● **Work to complete**
Report only the number of lines in this material that include the string "规律本身是客观的".

Collected data entries:
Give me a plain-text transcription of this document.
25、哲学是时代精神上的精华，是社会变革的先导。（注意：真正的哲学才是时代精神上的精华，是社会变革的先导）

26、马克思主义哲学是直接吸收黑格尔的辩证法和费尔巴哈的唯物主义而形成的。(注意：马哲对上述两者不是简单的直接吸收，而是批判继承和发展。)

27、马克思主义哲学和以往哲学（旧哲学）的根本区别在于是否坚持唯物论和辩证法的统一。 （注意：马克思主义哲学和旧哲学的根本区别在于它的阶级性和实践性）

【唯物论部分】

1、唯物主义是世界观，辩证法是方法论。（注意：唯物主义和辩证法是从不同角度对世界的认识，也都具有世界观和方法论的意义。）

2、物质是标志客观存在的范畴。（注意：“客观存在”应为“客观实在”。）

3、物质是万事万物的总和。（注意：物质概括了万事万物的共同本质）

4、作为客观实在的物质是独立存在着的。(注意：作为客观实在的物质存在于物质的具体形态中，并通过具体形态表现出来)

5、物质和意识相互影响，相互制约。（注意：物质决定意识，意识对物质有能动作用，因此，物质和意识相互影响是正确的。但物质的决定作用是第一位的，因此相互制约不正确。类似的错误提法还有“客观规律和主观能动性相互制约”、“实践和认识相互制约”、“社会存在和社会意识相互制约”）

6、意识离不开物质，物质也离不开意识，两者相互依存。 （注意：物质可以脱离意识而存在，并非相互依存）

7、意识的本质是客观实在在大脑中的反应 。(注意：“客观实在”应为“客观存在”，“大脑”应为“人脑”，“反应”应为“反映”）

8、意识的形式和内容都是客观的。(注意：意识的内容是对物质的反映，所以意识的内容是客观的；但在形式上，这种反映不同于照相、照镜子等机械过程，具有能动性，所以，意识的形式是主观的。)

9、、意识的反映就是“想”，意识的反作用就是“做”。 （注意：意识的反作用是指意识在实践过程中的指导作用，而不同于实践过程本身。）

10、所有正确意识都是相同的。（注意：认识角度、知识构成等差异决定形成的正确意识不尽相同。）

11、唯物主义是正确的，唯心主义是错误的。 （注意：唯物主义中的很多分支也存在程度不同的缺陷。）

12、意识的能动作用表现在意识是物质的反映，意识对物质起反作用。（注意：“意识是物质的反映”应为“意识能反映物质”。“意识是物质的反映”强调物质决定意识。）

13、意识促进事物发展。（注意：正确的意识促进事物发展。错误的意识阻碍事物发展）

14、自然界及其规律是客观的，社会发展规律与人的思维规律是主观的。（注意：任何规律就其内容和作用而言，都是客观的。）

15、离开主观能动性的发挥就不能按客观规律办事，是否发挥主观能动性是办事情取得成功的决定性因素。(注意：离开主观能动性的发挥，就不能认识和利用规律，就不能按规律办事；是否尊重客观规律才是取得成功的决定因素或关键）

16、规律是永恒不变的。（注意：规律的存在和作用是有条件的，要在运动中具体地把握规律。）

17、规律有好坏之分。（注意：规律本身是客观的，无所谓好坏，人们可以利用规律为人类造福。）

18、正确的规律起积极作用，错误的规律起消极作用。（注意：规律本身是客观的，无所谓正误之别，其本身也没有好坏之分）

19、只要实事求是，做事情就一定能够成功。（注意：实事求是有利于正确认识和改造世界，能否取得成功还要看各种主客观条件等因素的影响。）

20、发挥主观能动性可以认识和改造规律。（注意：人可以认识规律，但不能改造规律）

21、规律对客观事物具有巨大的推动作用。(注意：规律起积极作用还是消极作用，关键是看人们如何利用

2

● **The response**
2